_What is asked_:
Please print the full listing exactly.

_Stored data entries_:
* * * * * * *

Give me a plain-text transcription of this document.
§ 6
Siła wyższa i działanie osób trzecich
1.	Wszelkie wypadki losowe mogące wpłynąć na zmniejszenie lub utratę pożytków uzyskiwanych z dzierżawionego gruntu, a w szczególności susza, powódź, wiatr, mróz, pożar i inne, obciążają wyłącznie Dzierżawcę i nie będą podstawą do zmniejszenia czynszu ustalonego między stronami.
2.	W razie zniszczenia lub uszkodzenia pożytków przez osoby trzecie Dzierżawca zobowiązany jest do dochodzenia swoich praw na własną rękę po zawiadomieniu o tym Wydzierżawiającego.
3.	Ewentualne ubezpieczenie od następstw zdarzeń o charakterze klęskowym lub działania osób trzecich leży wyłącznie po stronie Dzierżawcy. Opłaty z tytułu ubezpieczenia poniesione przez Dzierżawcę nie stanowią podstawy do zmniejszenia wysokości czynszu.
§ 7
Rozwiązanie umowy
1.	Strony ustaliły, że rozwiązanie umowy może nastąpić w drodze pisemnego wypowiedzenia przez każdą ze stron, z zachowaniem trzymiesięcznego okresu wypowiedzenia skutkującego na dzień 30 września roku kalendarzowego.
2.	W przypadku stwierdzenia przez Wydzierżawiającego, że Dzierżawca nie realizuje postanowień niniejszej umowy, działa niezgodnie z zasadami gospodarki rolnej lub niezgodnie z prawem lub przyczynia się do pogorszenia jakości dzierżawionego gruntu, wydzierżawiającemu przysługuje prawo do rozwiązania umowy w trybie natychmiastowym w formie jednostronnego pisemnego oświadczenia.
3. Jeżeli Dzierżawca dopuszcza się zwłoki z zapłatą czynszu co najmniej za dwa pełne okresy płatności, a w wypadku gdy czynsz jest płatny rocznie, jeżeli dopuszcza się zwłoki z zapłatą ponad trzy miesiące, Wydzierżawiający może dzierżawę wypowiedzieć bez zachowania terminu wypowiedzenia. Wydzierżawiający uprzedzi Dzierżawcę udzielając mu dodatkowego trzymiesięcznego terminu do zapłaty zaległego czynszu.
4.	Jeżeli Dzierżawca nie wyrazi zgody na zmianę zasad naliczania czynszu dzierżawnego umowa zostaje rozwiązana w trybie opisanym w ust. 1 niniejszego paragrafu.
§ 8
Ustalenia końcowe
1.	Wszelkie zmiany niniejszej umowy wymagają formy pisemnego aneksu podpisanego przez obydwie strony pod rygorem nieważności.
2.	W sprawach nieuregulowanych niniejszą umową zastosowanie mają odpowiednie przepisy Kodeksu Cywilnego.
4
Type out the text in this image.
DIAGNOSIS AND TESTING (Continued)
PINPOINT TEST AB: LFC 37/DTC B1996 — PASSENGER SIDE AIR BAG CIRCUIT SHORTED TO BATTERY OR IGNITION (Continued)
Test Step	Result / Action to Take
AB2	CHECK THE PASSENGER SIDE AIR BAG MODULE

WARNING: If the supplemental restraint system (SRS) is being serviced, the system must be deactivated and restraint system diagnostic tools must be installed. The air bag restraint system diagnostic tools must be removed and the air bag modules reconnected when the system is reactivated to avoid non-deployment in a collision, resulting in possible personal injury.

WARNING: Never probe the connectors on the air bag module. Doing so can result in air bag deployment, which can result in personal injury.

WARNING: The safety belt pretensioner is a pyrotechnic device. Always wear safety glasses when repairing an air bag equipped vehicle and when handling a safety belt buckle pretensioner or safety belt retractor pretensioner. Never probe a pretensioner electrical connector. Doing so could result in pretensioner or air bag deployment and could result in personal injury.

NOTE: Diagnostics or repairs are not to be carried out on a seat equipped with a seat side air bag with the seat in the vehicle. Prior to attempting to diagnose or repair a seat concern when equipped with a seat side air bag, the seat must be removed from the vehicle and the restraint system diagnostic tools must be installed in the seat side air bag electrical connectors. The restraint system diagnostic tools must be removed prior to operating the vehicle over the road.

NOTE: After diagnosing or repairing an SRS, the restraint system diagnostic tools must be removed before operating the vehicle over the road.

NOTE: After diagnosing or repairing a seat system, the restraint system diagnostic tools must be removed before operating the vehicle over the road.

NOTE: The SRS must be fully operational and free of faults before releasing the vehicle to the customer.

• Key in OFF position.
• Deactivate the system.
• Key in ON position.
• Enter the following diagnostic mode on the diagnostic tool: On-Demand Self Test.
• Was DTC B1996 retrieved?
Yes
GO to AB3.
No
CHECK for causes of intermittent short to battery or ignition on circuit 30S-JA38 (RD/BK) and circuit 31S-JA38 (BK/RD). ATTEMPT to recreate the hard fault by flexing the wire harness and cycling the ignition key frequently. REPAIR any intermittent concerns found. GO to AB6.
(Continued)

* * * * * * *

_Response to the task_:
Give me a plain-text transcription of this document.
§ 6
Siła wyższa i działanie osób trzecich
1.	Wszelkie wypadki losowe mogące wpłynąć na zmniejszenie lub utratę pożytków uzyskiwanych z dzierżawionego gruntu, a w szczególności susza, powódź, wiatr, mróz, pożar i inne, obciążają wyłącznie Dzierżawcę i nie będą podstawą do zmniejszenia czynszu ustalonego między stronami.
2.	W razie zniszczenia lub uszkodzenia pożytków przez osoby trzecie Dzierżawca zobowiązany jest do dochodzenia swoich praw na własną rękę po zawiadomieniu o tym Wydzierżawiającego.
3.	Ewentualne ubezpieczenie od następstw zdarzeń o charakterze klęskowym lub działania osób trzecich leży wyłącznie po stronie Dzierżawcy. Opłaty z tytułu ubezpieczenia poniesione przez Dzierżawcę nie stanowią podstawy do zmniejszenia wysokości czynszu.
§ 7
Rozwiązanie umowy
1.	Strony ustaliły, że rozwiązanie umowy może nastąpić w drodze pisemnego wypowiedzenia przez każdą ze stron, z zachowaniem trzymiesięcznego okresu wypowiedzenia skutkującego na dzień 30 września roku kalendarzowego.
2.	W przypadku stwierdzenia przez Wydzierżawiającego, że Dzierżawca nie realizuje postanowień niniejszej umowy, działa niezgodnie z zasadami gospodarki rolnej lub niezgodnie z prawem lub przyczynia się do pogorszenia jakości dzierżawionego gruntu, wydzierżawiającemu przysługuje prawo do rozwiązania umowy w trybie natychmiastowym w formie jednostronnego pisemnego oświadczenia.
3. Jeżeli Dzierżawca dopuszcza się zwłoki z zapłatą czynszu co najmniej za dwa pełne okresy płatności, a w wypadku gdy czynsz jest płatny rocznie, jeżeli dopuszcza się zwłoki z zapłatą ponad trzy miesiące, Wydzierżawiający może dzierżawę wypowiedzieć bez zachowania terminu wypowiedzenia. Wydzierżawiający uprzedzi Dzierżawcę udzielając mu dodatkowego trzymiesięcznego terminu do zapłaty zaległego czynszu.
4.	Jeżeli Dzierżawca nie wyrazi zgody na zmianę zasad naliczania czynszu dzierżawnego umowa zostaje rozwiązana w trybie opisanym w ust. 1 niniejszego paragrafu.
§ 8
Ustalenia końcowe
1.	Wszelkie zmiany niniejszej umowy wymagają formy pisemnego aneksu podpisanego przez obydwie strony pod rygorem nieważności.
2.	W sprawach nieuregulowanych niniejszą umową zastosowanie mają odpowiednie przepisy Kodeksu Cywilnego.
4
Type out the text in this image.
DIAGNOSIS AND TESTING (Continued)
PINPOINT TEST AB: LFC 37/DTC B1996 — PASSENGER SIDE AIR BAG CIRCUIT SHORTED TO BATTERY OR IGNITION (Continued)
Test Step	Result / Action to Take
AB2	CHECK THE PASSENGER SIDE AIR BAG MODULE

WARNING: If the supplemental restraint system (SRS) is being serviced, the system must be deactivated and restraint system diagnostic tools must be installed. The air bag restraint system diagnostic tools must be removed and the air bag modules reconnected when the system is reactivated to avoid non-deployment in a collision, resulting in possible personal injury.

WARNING: Never probe the connectors on the air bag module. Doing so can result in air bag deployment, which can result in personal injury.

WARNING: The safety belt pretensioner is a pyrotechnic device. Always wear safety glasses when repairing an air bag equipped vehicle and when handling a safety belt buckle pretensioner or safety belt retractor pretensioner. Never probe a pretensioner electrical connector. Doing so could result in pretensioner or air bag deployment and could result in personal injury.

NOTE: Diagnostics or repairs are not to be carried out on a seat equipped with a seat side air bag with the seat in the vehicle. Prior to attempting to diagnose or repair a seat concern when equipped with a seat side air bag, the seat must be removed from the vehicle and the restraint system diagnostic tools must be installed in the seat side air bag electrical connectors. The restraint system diagnostic tools must be removed prior to operating the vehicle over the road.

NOTE: After diagnosing or repairing an SRS, the restraint system diagnostic tools must be removed before operating the vehicle over the road.

NOTE: After diagnosing or repairing a seat system, the restraint system diagnostic tools must be removed before operating the vehicle over the road.

NOTE: The SRS must be fully operational and free of faults before releasing the vehicle to the customer.

• Key in OFF position.
• Deactivate the system.
• Key in ON position.
• Enter the following diagnostic mode on the diagnostic tool: On-Demand Self Test.
• Was DTC B1996 retrieved?
Yes
GO to AB3.
No
CHECK for causes of intermittent short to battery or ignition on circuit 30S-JA38 (RD/BK) and circuit 31S-JA38 (BK/RD). ATTEMPT to recreate the hard fault by flexing the wire harness and cycling the ignition key frequently. REPAIR any intermittent concerns found. GO to AB6.
(Continued)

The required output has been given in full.